### [RECORDS FOR THE EXERCISE]

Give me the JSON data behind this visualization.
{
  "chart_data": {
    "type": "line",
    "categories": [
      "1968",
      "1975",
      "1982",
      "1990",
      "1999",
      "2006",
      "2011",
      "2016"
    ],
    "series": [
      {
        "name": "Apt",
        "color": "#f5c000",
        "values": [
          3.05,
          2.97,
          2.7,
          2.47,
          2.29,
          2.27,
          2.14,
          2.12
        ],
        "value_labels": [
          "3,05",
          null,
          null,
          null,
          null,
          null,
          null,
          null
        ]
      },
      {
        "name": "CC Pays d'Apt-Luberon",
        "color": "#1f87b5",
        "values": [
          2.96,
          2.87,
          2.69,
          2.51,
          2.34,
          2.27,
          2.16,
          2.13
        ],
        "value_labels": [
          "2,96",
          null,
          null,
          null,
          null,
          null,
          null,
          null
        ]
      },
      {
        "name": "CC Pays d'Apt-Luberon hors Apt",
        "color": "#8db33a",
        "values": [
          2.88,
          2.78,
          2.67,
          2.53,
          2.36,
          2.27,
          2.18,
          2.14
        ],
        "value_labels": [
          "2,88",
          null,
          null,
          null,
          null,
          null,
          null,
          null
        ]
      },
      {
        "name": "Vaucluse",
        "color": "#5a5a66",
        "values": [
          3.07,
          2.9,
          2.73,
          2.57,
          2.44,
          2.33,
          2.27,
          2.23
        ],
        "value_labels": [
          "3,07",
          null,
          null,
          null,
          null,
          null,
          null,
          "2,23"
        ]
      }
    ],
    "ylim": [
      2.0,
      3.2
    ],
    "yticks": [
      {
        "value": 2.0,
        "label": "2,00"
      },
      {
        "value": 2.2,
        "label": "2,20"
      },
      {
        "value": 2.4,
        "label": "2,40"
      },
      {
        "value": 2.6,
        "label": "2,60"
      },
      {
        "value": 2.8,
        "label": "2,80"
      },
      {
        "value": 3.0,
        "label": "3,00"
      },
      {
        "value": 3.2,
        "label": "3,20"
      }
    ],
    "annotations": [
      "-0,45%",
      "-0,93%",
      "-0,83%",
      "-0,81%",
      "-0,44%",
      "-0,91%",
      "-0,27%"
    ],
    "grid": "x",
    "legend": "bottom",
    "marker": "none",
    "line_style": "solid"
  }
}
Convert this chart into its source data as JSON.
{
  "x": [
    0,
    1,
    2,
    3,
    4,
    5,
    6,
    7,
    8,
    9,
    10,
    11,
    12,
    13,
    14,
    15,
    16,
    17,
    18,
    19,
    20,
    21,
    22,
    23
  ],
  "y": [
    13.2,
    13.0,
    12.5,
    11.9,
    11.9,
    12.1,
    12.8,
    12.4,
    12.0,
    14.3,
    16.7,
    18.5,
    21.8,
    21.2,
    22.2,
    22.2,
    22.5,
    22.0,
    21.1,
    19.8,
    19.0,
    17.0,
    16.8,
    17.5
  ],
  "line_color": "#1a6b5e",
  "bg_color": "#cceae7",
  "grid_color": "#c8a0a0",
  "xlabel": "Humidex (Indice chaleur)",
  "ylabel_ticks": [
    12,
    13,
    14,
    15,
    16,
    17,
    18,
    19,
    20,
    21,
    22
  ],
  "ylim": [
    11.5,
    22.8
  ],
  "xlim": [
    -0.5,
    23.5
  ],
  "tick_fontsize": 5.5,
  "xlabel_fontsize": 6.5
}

### [TASK TO COMPLETE]
Each line from the one containing "Convert this chart" to the final line of the entries above must be returned exactly, and no other line may appear.

### [EXERCISE ANSWER]
Convert this chart into its source data as JSON.
{
  "x": [
    0,
    1,
    2,
    3,
    4,
    5,
    6,
    7,
    8,
    9,
    10,
    11,
    12,
    13,
    14,
    15,
    16,
    17,
    18,
    19,
    20,
    21,
    22,
    23
  ],
  "y": [
    13.2,
    13.0,
    12.5,
    11.9,
    11.9,
    12.1,
    12.8,
    12.4,
    12.0,
    14.3,
    16.7,
    18.5,
    21.8,
    21.2,
    22.2,
    22.2,
    22.5,
    22.0,
    21.1,
    19.8,
    19.0,
    17.0,
    16.8,
    17.5
  ],
  "line_color": "#1a6b5e",
  "bg_color": "#cceae7",
  "grid_color": "#c8a0a0",
  "xlabel": "Humidex (Indice chaleur)",
  "ylabel_ticks": [
    12,
    13,
    14,
    15,
    16,
    17,
    18,
    19,
    20,
    21,
    22
  ],
  "ylim": [
    11.5,
    22.8
  ],
  "xlim": [
    -0.5,
    23.5
  ],
  "tick_fontsize": 5.5,
  "xlabel_fontsize": 6.5
}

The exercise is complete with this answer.